▶ _Extracted data entries_
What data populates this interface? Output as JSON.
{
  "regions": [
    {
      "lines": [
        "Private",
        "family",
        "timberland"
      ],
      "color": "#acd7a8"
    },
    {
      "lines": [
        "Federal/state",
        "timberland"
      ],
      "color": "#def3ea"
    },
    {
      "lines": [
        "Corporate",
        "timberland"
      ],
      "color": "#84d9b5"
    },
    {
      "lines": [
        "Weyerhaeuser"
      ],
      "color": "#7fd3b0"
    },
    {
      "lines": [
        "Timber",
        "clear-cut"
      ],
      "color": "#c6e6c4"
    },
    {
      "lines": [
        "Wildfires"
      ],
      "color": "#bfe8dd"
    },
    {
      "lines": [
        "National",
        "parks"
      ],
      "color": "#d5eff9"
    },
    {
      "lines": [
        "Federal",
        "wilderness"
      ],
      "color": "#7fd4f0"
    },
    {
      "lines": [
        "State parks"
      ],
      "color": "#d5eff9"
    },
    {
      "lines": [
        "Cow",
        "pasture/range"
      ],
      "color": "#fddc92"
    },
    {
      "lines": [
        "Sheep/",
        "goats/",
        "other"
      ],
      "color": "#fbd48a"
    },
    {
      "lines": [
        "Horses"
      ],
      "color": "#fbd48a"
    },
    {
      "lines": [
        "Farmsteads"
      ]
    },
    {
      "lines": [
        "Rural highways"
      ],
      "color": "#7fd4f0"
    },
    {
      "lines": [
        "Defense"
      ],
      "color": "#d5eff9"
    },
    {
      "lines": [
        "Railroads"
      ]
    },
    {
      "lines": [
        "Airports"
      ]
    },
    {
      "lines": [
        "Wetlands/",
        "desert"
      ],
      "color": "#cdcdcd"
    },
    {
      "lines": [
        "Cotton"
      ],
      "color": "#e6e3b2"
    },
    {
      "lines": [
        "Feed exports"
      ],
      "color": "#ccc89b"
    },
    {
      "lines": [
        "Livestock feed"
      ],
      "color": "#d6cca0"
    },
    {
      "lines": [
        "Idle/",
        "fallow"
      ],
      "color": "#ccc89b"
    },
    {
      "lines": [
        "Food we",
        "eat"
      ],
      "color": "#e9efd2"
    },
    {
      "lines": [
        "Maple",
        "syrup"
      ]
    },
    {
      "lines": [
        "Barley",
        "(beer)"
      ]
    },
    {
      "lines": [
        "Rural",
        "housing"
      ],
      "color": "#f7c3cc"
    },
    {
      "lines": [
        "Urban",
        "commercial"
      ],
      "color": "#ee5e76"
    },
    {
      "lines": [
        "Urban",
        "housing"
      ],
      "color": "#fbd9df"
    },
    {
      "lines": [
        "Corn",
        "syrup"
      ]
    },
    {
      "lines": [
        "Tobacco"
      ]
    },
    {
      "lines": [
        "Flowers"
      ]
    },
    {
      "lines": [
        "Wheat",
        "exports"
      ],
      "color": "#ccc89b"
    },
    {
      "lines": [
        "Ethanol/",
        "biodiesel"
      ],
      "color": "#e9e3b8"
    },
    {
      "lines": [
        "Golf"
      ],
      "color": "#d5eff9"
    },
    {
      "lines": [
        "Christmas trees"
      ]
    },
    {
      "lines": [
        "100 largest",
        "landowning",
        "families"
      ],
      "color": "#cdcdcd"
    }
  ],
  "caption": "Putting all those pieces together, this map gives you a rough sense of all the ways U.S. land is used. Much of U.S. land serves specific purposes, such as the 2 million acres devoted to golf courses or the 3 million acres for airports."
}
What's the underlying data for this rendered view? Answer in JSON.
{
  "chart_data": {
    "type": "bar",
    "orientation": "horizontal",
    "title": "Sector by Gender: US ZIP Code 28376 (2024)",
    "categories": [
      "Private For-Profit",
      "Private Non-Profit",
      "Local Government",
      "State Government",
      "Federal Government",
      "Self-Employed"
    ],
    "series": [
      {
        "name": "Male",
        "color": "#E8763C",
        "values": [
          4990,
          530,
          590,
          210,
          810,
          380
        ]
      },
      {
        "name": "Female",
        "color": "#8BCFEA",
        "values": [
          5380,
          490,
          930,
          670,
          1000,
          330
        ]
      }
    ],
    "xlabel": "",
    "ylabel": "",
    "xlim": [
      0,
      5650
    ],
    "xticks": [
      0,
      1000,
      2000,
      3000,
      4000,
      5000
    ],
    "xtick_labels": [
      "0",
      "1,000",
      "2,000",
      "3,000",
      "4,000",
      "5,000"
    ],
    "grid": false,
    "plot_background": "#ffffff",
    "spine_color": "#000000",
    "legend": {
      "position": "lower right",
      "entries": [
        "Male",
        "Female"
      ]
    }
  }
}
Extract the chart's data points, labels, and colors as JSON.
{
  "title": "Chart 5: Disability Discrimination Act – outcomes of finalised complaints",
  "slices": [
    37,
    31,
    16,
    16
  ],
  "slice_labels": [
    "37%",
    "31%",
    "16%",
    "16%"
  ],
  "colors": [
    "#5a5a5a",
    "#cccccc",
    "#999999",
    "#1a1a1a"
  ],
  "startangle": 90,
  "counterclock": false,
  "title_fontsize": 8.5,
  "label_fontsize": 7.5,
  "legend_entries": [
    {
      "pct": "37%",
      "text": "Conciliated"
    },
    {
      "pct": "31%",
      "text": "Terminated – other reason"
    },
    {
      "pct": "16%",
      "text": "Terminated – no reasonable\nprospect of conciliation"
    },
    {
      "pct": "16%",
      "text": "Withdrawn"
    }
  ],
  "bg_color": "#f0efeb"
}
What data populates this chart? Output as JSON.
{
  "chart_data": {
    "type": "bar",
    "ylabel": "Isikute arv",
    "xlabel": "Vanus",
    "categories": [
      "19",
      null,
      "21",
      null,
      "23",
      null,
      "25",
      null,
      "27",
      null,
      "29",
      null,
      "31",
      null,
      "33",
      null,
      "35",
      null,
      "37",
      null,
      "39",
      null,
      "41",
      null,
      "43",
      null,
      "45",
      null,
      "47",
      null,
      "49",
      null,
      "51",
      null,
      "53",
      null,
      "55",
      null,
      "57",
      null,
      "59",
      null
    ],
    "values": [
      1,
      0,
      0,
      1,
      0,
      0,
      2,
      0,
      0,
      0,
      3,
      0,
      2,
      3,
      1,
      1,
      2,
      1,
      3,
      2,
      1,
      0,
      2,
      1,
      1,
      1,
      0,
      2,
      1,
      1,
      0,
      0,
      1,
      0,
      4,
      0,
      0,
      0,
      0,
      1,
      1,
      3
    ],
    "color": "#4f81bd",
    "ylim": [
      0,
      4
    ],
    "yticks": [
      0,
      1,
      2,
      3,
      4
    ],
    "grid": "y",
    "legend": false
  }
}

▶ _SHORT TASK_
Write out every entry exactly as given.

▶ _EXERCISE SOLUTION_
What data populates this interface? Output as JSON.
{
  "regions": [
    {
      "lines": [
        "Private",
        "family",
        "timberland"
      ],
      "color": "#acd7a8"
    },
    {
      "lines": [
        "Federal/state",
        "timberland"
      ],
      "color": "#def3ea"
    },
    {
      "lines": [
        "Corporate",
        "timberland"
      ],
      "color": "#84d9b5"
    },
    {
      "lines": [
        "Weyerhaeuser"
      ],
      "color": "#7fd3b0"
    },
    {
      "lines": [
        "Timber",
        "clear-cut"
      ],
      "color": "#c6e6c4"
    },
    {
      "lines": [
        "Wildfires"
      ],
      "color": "#bfe8dd"
    },
    {
      "lines": [
        "National",
        "parks"
      ],
      "color": "#d5eff9"
    },
    {
      "lines": [
        "Federal",
        "wilderness"
      ],
      "color": "#7fd4f0"
    },
    {
      "lines": [
        "State parks"
      ],
      "color": "#d5eff9"
    },
    {
      "lines": [
        "Cow",
        "pasture/range"
      ],
      "color": "#fddc92"
    },
    {
      "lines": [
        "Sheep/",
        "goats/",
        "other"
      ],
      "color": "#fbd48a"
    },
    {
      "lines": [
        "Horses"
      ],
      "color": "#fbd48a"
    },
    {
      "lines": [
        "Farmsteads"
      ]
    },
    {
      "lines": [
        "Rural highways"
      ],
      "color": "#7fd4f0"
    },
    {
      "lines": [
        "Defense"
      ],
      "color": "#d5eff9"
    },
    {
      "lines": [
        "Railroads"
      ]
    },
    {
      "lines": [
        "Airports"
      ]
    },
    {
      "lines": [
        "Wetlands/",
        "desert"
      ],
      "color": "#cdcdcd"
    },
    {
      "lines": [
        "Cotton"
      ],
      "color": "#e6e3b2"
    },
    {
      "lines": [
        "Feed exports"
      ],
      "color": "#ccc89b"
    },
    {
      "lines": [
        "Livestock feed"
      ],
      "color": "#d6cca0"
    },
    {
      "lines": [
        "Idle/",
        "fallow"
      ],
      "color": "#ccc89b"
    },
    {
      "lines": [
        "Food we",
        "eat"
      ],
      "color": "#e9efd2"
    },
    {
      "lines": [
        "Maple",
        "syrup"
      ]
    },
    {
      "lines": [
        "Barley",
        "(beer)"
      ]
    },
    {
      "lines": [
        "Rural",
        "housing"
      ],
      "color": "#f7c3cc"
    },
    {
      "lines": [
        "Urban",
        "commercial"
      ],
      "color": "#ee5e76"
    },
    {
      "lines": [
        "Urban",
        "housing"
      ],
      "color": "#fbd9df"
    },
    {
      "lines": [
        "Corn",
        "syrup"
      ]
    },
    {
      "lines": [
        "Tobacco"
      ]
    },
    {
      "lines": [
        "Flowers"
      ]
    },
    {
      "lines": [
        "Wheat",
        "exports"
      ],
      "color": "#ccc89b"
    },
    {
      "lines": [
        "Ethanol/",
        "biodiesel"
      ],
      "color": "#e9e3b8"
    },
    {
      "lines": [
        "Golf"
      ],
      "color": "#d5eff9"
    },
    {
      "lines": [
        "Christmas trees"
      ]
    },
    {
      "lines": [
        "100 largest",
        "landowning",
        "families"
      ],
      "color": "#cdcdcd"
    }
  ],
  "caption": "Putting all those pieces together, this map gives you a rough sense of all the ways U.S. land is used. Much of U.S. land serves specific purposes, such as the 2 million acres devoted to golf courses or the 3 million acres for airports."
}
What's the underlying data for this rendered view? Answer in JSON.
{
  "chart_data": {
    "type": "bar",
    "orientation": "horizontal",
    "title": "Sector by Gender: US ZIP Code 28376 (2024)",
    "categories": [
      "Private For-Profit",
      "Private Non-Profit",
      "Local Government",
      "State Government",
      "Federal Government",
      "Self-Employed"
    ],
    "series": [
      {
        "name": "Male",
        "color": "#E8763C",
        "values": [
          4990,
          530,
          590,
          210,
          810,
          380
        ]
      },
      {
        "name": "Female",
        "color": "#8BCFEA",
        "values": [
          5380,
          490,
          930,
          670,
          1000,
          330
        ]
      }
    ],
    "xlabel": "",
    "ylabel": "",
    "xlim": [
      0,
      5650
    ],
    "xticks": [
      0,
      1000,
      2000,
      3000,
      4000,
      5000
    ],
    "xtick_labels": [
      "0",
      "1,000",
      "2,000",
      "3,000",
      "4,000",
      "5,000"
    ],
    "grid": false,
    "plot_background": "#ffffff",
    "spine_color": "#000000",
    "legend": {
      "position": "lower right",
      "entries": [
        "Male",
        "Female"
      ]
    }
  }
}
Extract the chart's data points, labels, and colors as JSON.
{
  "title": "Chart 5: Disability Discrimination Act – outcomes of finalised complaints",
  "slices": [
    37,
    31,
    16,
    16
  ],
  "slice_labels": [
    "37%",
    "31%",
    "16%",
    "16%"
  ],
  "colors": [
    "#5a5a5a",
    "#cccccc",
    "#999999",
    "#1a1a1a"
  ],
  "startangle": 90,
  "counterclock": false,
  "title_fontsize": 8.5,
  "label_fontsize": 7.5,
  "legend_entries": [
    {
      "pct": "37%",
      "text": "Conciliated"
    },
    {
      "pct": "31%",
      "text": "Terminated – other reason"
    },
    {
      "pct": "16%",
      "text": "Terminated – no reasonable\nprospect of conciliation"
    },
    {
      "pct": "16%",
      "text": "Withdrawn"
    }
  ],
  "bg_color": "#f0efeb"
}
What data populates this chart? Output as JSON.
{
  "chart_data": {
    "type": "bar",
    "ylabel": "Isikute arv",
    "xlabel": "Vanus",
    "categories": [
      "19",
      null,
      "21",
      null,
      "23",
      null,
      "25",
      null,
      "27",
      null,
      "29",
      null,
      "31",
      null,
      "33",
      null,
      "35",
      null,
      "37",
      null,
      "39",
      null,
      "41",
      null,
      "43",
      null,
      "45",
      null,
      "47",
      null,
      "49",
      null,
      "51",
      null,
      "53",
      null,
      "55",
      null,
      "57",
      null,
      "59",
      null
    ],
    "values": [
      1,
      0,
      0,
      1,
      0,
      0,
      2,
      0,
      0,
      0,
      3,
      0,
      2,
      3,
      1,
      1,
      2,
      1,
      3,
      2,
      1,
      0,
      2,
      1,
      1,
      1,
      0,
      2,
      1,
      1,
      0,
      0,
      1,
      0,
      4,
      0,
      0,
      0,
      0,
      1,
      1,
      3
    ],
    "color": "#4f81bd",
    "ylim": [
      0,
      4
    ],
    "yticks": [
      0,
      1,
      2,
      3,
      4
    ],
    "grid": "y",
    "legend": false
  }
}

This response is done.